DIRECTION >> The records below hold pictures; please leave those out and retype the rest exactly.

PROVIDED RECORDS >>

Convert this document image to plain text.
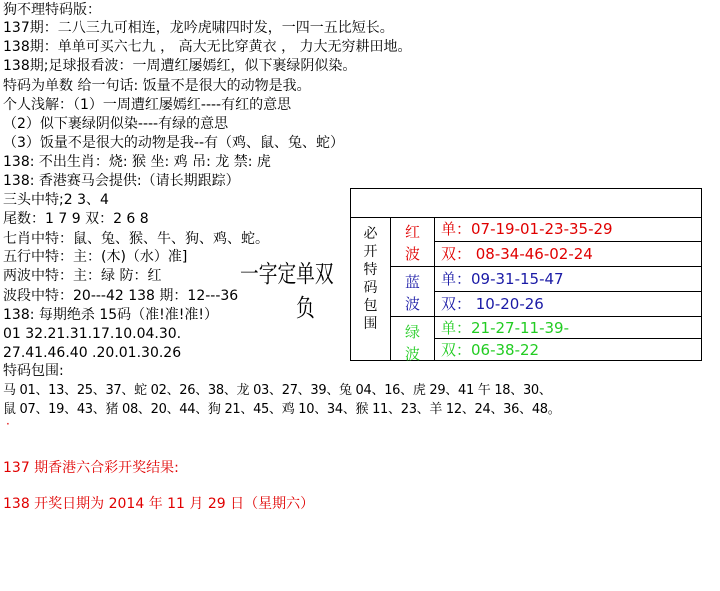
狗不理特码版：
137期：二八三九可相连，龙吟虎啸四时发，一四一五比短长。
138期：单单可买六七九 ， 高大无比穿黄衣 ， 力大无穷耕田地。
138期;足球报看波：一周遭红屡嫣红，似下裹绿阴似染。
特码为单数 给一句话: 饭量不是很大的动物是我。
个人浅解：（1）一周遭红屡嫣红----有红的意思
（2）似下裹绿阴似染----有绿的意思
（3）饭量不是很大的动物是我--有（鸡、鼠、兔、蛇）
138: 不出生肖：烧: 猴 坐: 鸡 吊: 龙 禁: 虎
138: 香港赛马会提供:（请长期跟踪）
三头中特;2 3、4
尾数：1 7 9 双：2 6 8
七肖中特：鼠、兔、猴、牛、狗、鸡、蛇。
五行中特：主：(木)（水）准]
两波中特：主：绿 防：红
波段中特：20---42 138 期：12---36
138: 每期绝杀 15码（准!准!准!）
01 32.21.31.17.10.04.30.
27.41.46.40 .20.01.30.26
特码包围:
马 01、13、25、37、蛇 02、26、38、龙 03、27、39、兔 04、16、虎 29、41 午 18、30、
鼠 07、19、43、猪 08、20、44、狗 21、45、鸡 10、34、猴 11、23、羊 12、24、36、48。
·
137 期香港六合彩开奖结果:
138 开奖日期为 2014 年 11 月 29 日（星期六）
一字定单双
负
必
开
特
码
包
围
红
波
单：07-19-01-23-35-29
双： 08-34-46-02-24
蓝
波
单：09-31-15-47
双： 10-20-26
绿
波
单：21-27-11-39-
双：06-38-22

ANSWER TO THIS TASK >>
Convert this document image to plain text.
狗不理特码版：
137期：二八三九可相连，龙吟虎啸四时发，一四一五比短长。
138期：单单可买六七九 ， 高大无比穿黄衣 ， 力大无穷耕田地。
138期;足球报看波：一周遭红屡嫣红，似下裹绿阴似染。
特码为单数 给一句话: 饭量不是很大的动物是我。
个人浅解：（1）一周遭红屡嫣红----有红的意思
（2）似下裹绿阴似染----有绿的意思
（3）饭量不是很大的动物是我--有（鸡、鼠、兔、蛇）
138: 不出生肖：烧: 猴 坐: 鸡 吊: 龙 禁: 虎
138: 香港赛马会提供:（请长期跟踪）
三头中特;2 3、4
尾数：1 7 9 双：2 6 8
七肖中特：鼠、兔、猴、牛、狗、鸡、蛇。
五行中特：主：(木)（水）准]
两波中特：主：绿 防：红
波段中特：20---42 138 期：12---36
138: 每期绝杀 15码（准!准!准!）
01 32.21.31.17.10.04.30.
27.41.46.40 .20.01.30.26
特码包围:
马 01、13、25、37、蛇 02、26、38、龙 03、27、39、兔 04、16、虎 29、41 午 18、30、
鼠 07、19、43、猪 08、20、44、狗 21、45、鸡 10、34、猴 11、23、羊 12、24、36、48。
·
137 期香港六合彩开奖结果:
138 开奖日期为 2014 年 11 月 29 日（星期六）
一字定单双
负
必
开
特
码
包
围
红
波
单：07-19-01-23-35-29
双： 08-34-46-02-24
蓝
波
单：09-31-15-47
双： 10-20-26
绿
波
单：21-27-11-39-
双：06-38-22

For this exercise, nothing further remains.